How many of the lines below hold the word "calculated"? Answer only with the number.
[SUPPLIED RECORDS start]
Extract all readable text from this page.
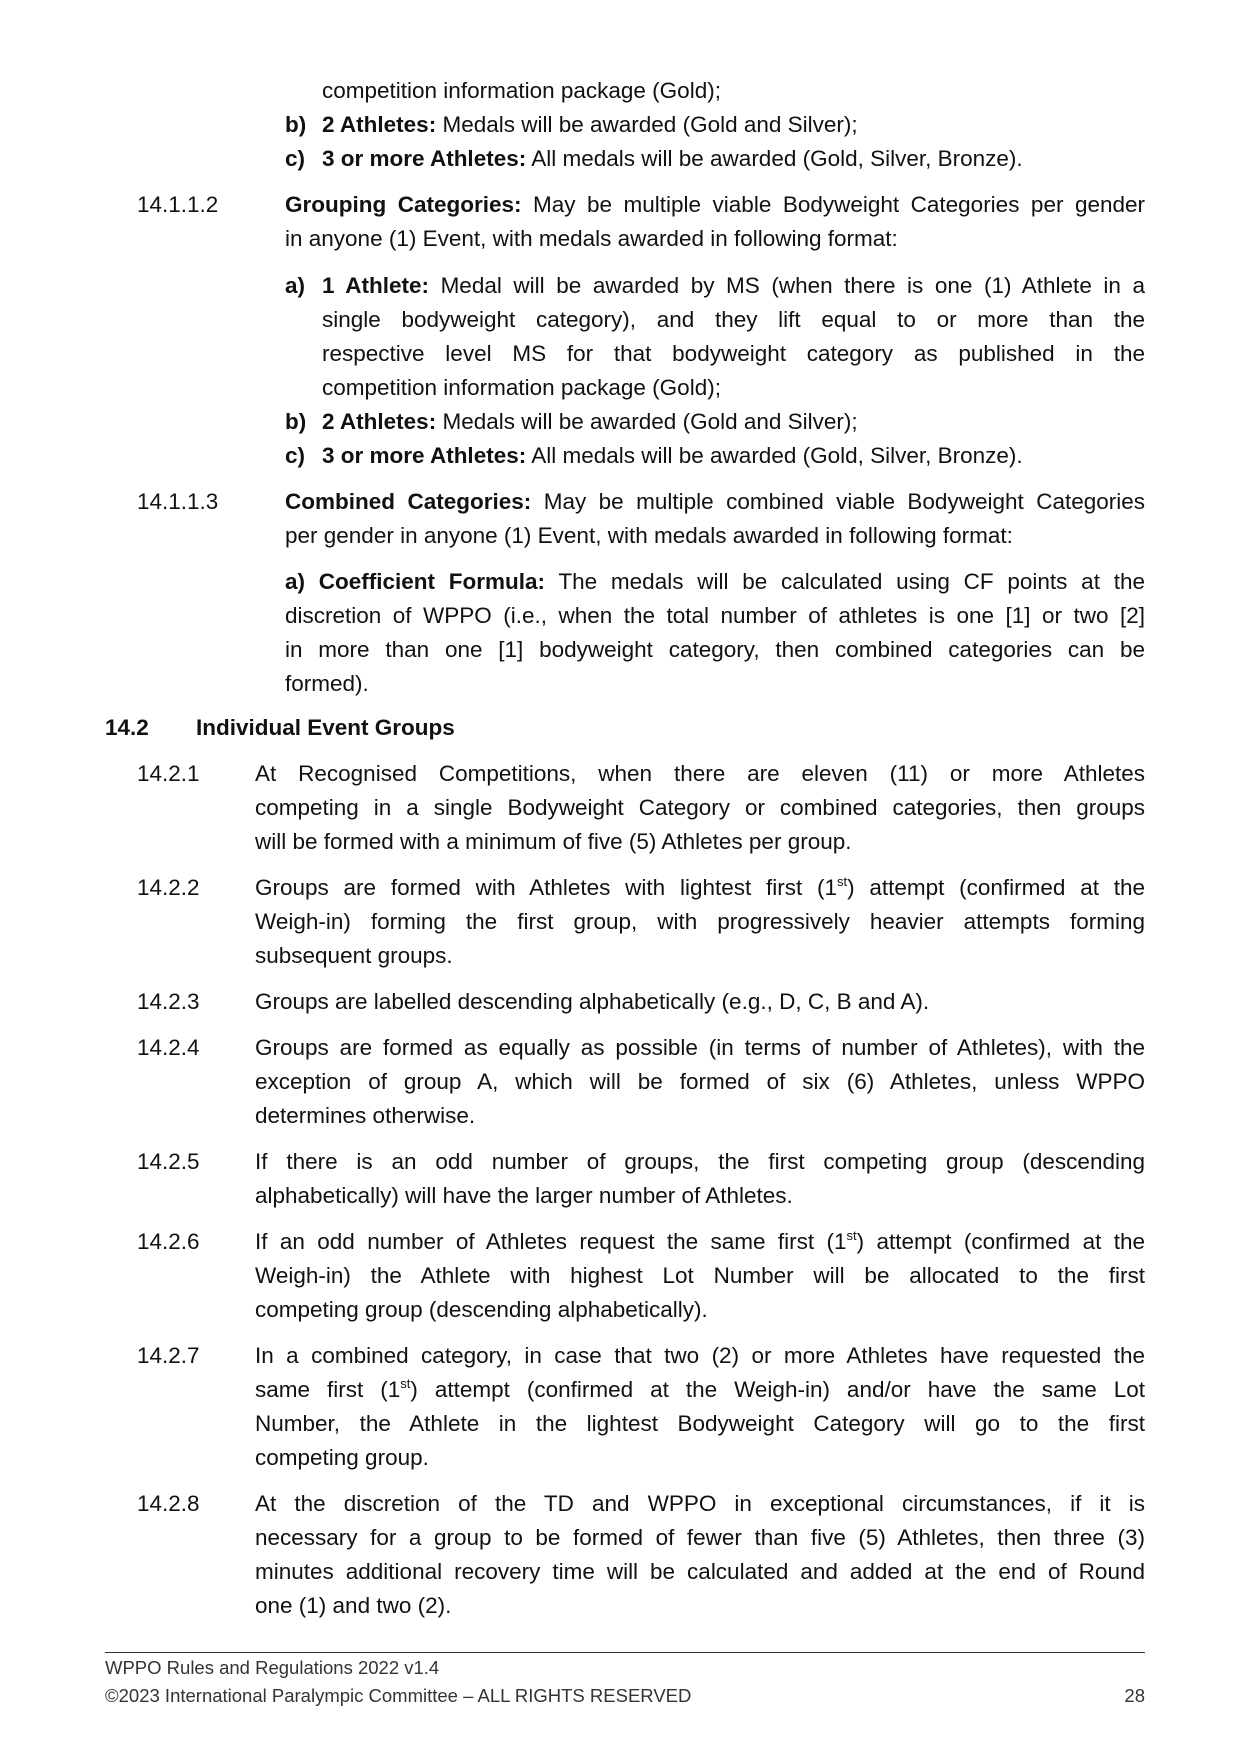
competition information package (Gold);
b) 2 Athletes: Medals will be awarded (Gold and Silver);
c) 3 or more Athletes: All medals will be awarded (Gold, Silver, Bronze).
14.1.1.2	Grouping Categories: May be multiple viable Bodyweight Categories per gender
in anyone (1) Event, with medals awarded in following format:
a) 1 Athlete: Medal will be awarded by MS (when there is one (1) Athlete in a
single bodyweight category), and they lift equal to or more than the
respective level MS for that bodyweight category as published in the
competition information package (Gold);
b) 2 Athletes: Medals will be awarded (Gold and Silver);
c) 3 or more Athletes: All medals will be awarded (Gold, Silver, Bronze).
14.1.1.3	Combined Categories: May be multiple combined viable Bodyweight Categories
per gender in anyone (1) Event, with medals awarded in following format:
a) Coefficient Formula: The medals will be calculated using CF points at the
discretion of WPPO (i.e., when the total number of athletes is one [1] or two [2]
in more than one [1] bodyweight category, then combined categories can be
formed).
14.2 Individual Event Groups
14.2.1 At Recognised Competitions, when there are eleven (11) or more Athletes
competing in a single Bodyweight Category or combined categories, then groups
will be formed with a minimum of five (5) Athletes per group.
14.2.2 Groups are formed with Athletes with lightest first (1st) attempt (confirmed at the
Weigh-in) forming the first group, with progressively heavier attempts forming
subsequent groups.
14.2.3 Groups are labelled descending alphabetically (e.g., D, C, B and A).
14.2.4 Groups are formed as equally as possible (in terms of number of Athletes), with the
exception of group A, which will be formed of six (6) Athletes, unless WPPO
determines otherwise.
14.2.5 If there is an odd number of groups, the first competing group (descending
alphabetically) will have the larger number of Athletes.
14.2.6 If an odd number of Athletes request the same first (1st) attempt (confirmed at the
Weigh-in) the Athlete with highest Lot Number will be allocated to the first
competing group (descending alphabetically).
14.2.7 In a combined category, in case that two (2) or more Athletes have requested the
same first (1st) attempt (confirmed at the Weigh-in) and/or have the same Lot
Number, the Athlete in the lightest Bodyweight Category will go to the first
competing group.
14.2.8 At the discretion of the TD and WPPO in exceptional circumstances, if it is
necessary for a group to be formed of fewer than five (5) Athletes, then three (3)
minutes additional recovery time will be calculated and added at the end of Round
one (1) and two (2).
WPPO Rules and Regulations 2022 v1.4
©2023 International Paralympic Committee – ALL RIGHTS RESERVED	28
[SUPPLIED RECORDS end]
- [EXPECTED ANSWER]
2